_Challenge a:_ Retype the comment thread word for word, between "Awesome post! I" and "of the CID.", inclusive.

_Document text:_
□ □ □ □ □

Awesome post! I like that Mr. Hinson's girlfriend was named 'Death.' Inauspicious a little?

Wordweaverlynn

What a great post -- thank you.

Harry Benson was a con man who operated under the protection of the top detectives at Scotland Yard. The scandal resulted in the establishment of the CID.

haruspex

A remarkable list and a remarkable effort of linkage. Thank you. Do you know if the proportion of criminals to figures famous for other reasons is much different in Tussaud's today? This seems like a heck of a lot of murderers.

Miriam

Wordweaverlynn: Thanks!

Haruspex: It's been about a dozen years since I've been in the Chamber, but as I recall, the emphasis was much more "historical"--Victorian and Edwardian murderers like Dr. Crippen, the French Revolution folks, Guy Fawkes, gory representations of execution methods, etc.

Arnold

Franz Felix Stumm was a London baker who was convicted of forgery in 1882, having forged cheques in the name of another London baker, Urban Napoleon Stanger. The interest of the case lay in the fact that Stanger had mysteriously disappeared, never to be seen again, and Stumm was strongly suspected (though never convicted) of having murdered him (possibly aided and abetted by Mrs Stanger, who was later convicted of perjury in connection with the forgeries). The case was popularly known as the 'St Luke's Mystery Case'.

Arnold

Sorry, forgot to add the link to the Stumm case (from the indispensable Old Bailey Online).

Arnold

William Wheatley and James Wright were two burglars who had the misfortune to get caught by a policeman just after they had broken into a house in Islington. In the ensuing fracas Wright drew his revolver and shot the policeman in the thigh. They were charged with 'feloniously wounding with intent to murder' and convicted in 1884. Wright got life, Wheatley got twenty years.

□ □ □ □ □

_Entries provided:_
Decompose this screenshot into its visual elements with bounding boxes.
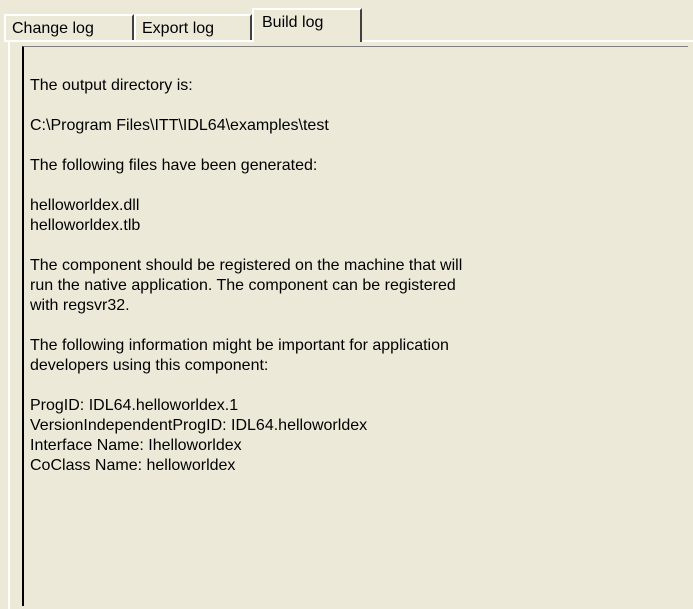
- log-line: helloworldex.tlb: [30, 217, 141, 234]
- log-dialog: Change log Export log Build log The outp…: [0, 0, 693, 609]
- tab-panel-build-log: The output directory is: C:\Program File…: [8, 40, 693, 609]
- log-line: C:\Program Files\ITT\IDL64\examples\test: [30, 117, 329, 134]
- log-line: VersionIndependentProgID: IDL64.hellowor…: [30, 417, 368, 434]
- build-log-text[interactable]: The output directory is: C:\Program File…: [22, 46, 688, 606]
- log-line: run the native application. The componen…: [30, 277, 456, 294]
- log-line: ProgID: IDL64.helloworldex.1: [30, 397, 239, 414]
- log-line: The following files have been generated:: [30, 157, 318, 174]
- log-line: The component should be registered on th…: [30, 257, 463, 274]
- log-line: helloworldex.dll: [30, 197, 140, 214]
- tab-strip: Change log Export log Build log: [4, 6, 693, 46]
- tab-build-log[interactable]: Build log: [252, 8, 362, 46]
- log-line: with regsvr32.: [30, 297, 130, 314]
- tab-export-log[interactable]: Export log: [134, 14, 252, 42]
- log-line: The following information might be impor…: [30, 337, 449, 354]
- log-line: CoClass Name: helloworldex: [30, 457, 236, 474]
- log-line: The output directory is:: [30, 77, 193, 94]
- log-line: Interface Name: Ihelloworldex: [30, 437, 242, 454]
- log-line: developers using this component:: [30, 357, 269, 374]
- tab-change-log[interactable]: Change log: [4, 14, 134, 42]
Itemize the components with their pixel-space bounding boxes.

□ □ □ □ □

_Challenge b:_ Put the lines of the entries between the lines holding "- log-line: helloworldex.tlb: [30, 217, 141, 234]" and "- log-line: with", inclusive, into a JSON list of strings, one string per line, leaving out blank lines.

_Task output a:_
Awesome post! I like that Mr. Hinson's girlfriend was named 'Death.' Inauspicious a little?

Wordweaverlynn

What a great post -- thank you.

Harry Benson was a con man who operated under the protection of the top detectives at Scotland Yard. The scandal resulted in the establishment of the CID.

_Task output b:_
[
  "- log-line: helloworldex.tlb: [30, 217, 141, 234]",
  "- log-dialog: Change log Export log Build log The outp…: [0, 0, 693, 609]",
  "- tab-panel-build-log: The output directory is: C:\\Program File…: [8, 40, 693, 609]",
  "- log-line: C:\\Program Files\\ITT\\IDL64\\examples\\test: [30, 117, 329, 134]",
  "- log-line: VersionIndependentProgID: IDL64.hellowor…: [30, 417, 368, 434]",
  "- build-log-text[interactable]: The output directory is: C:\\Program File…: [22, 46, 688, 606]",
  "- log-line: run the native application. The componen…: [30, 277, 456, 294]",
  "- log-line: ProgID: IDL64.helloworldex.1: [30, 397, 239, 414]",
  "- log-line: The following files have been generated:: [30, 157, 318, 174]",
  "- log-line: The component should be registered on th…: [30, 257, 463, 274]",
  "- log-line: helloworldex.dll: [30, 197, 140, 214]",
  "- tab-strip: Change log Export log Build log: [4, 6, 693, 46]",
  "- tab-build-log[interactable]: Build log: [252, 8, 362, 46]",
  "- log-line: with regsvr32.: [30, 297, 130, 314]"
]